_Instructions to follow_. Reproduce the records exactly.

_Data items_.
==============================
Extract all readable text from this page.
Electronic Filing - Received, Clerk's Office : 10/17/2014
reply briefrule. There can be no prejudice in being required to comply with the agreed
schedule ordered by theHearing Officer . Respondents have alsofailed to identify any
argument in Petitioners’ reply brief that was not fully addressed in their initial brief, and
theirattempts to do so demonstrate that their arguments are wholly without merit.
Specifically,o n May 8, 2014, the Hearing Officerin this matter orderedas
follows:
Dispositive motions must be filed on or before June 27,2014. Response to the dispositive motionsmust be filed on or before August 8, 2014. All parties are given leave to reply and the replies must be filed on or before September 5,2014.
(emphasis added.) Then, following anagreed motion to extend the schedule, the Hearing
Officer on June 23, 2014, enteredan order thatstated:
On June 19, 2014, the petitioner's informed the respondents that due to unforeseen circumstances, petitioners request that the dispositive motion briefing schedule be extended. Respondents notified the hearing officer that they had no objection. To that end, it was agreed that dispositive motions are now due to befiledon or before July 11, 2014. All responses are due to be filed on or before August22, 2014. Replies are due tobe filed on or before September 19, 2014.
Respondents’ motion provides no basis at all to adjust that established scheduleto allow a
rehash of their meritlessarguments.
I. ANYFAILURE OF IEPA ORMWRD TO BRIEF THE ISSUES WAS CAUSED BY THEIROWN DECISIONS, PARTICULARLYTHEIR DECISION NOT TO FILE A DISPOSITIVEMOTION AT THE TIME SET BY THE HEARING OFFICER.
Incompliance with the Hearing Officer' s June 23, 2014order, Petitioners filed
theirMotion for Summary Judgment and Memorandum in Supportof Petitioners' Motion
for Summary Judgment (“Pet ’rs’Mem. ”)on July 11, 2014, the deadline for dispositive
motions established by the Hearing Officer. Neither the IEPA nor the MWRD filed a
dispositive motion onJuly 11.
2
==============================
_Expected answer_.
Extract all readable text from this page.
Electronic Filing - Received, Clerk's Office : 10/17/2014
reply briefrule. There can be no prejudice in being required to comply with the agreed
schedule ordered by theHearing Officer . Respondents have alsofailed to identify any
argument in Petitioners’ reply brief that was not fully addressed in their initial brief, and
theirattempts to do so demonstrate that their arguments are wholly without merit.
Specifically,o n May 8, 2014, the Hearing Officerin this matter orderedas
follows:
Dispositive motions must be filed on or before June 27,2014. Response to the dispositive motionsmust be filed on or before August 8, 2014. All parties are given leave to reply and the replies must be filed on or before September 5,2014.
(emphasis added.) Then, following anagreed motion to extend the schedule, the Hearing
Officer on June 23, 2014, enteredan order thatstated:
On June 19, 2014, the petitioner's informed the respondents that due to unforeseen circumstances, petitioners request that the dispositive motion briefing schedule be extended. Respondents notified the hearing officer that they had no objection. To that end, it was agreed that dispositive motions are now due to befiledon or before July 11, 2014. All responses are due to be filed on or before August22, 2014. Replies are due tobe filed on or before September 19, 2014.
Respondents’ motion provides no basis at all to adjust that established scheduleto allow a
rehash of their meritlessarguments.
I. ANYFAILURE OF IEPA ORMWRD TO BRIEF THE ISSUES WAS CAUSED BY THEIROWN DECISIONS, PARTICULARLYTHEIR DECISION NOT TO FILE A DISPOSITIVEMOTION AT THE TIME SET BY THE HEARING OFFICER.
Incompliance with the Hearing Officer' s June 23, 2014order, Petitioners filed
theirMotion for Summary Judgment and Memorandum in Supportof Petitioners' Motion
for Summary Judgment (“Pet ’rs’Mem. ”)on July 11, 2014, the deadline for dispositive
motions established by the Hearing Officer. Neither the IEPA nor the MWRD filed a
dispositive motion onJuly 11.
2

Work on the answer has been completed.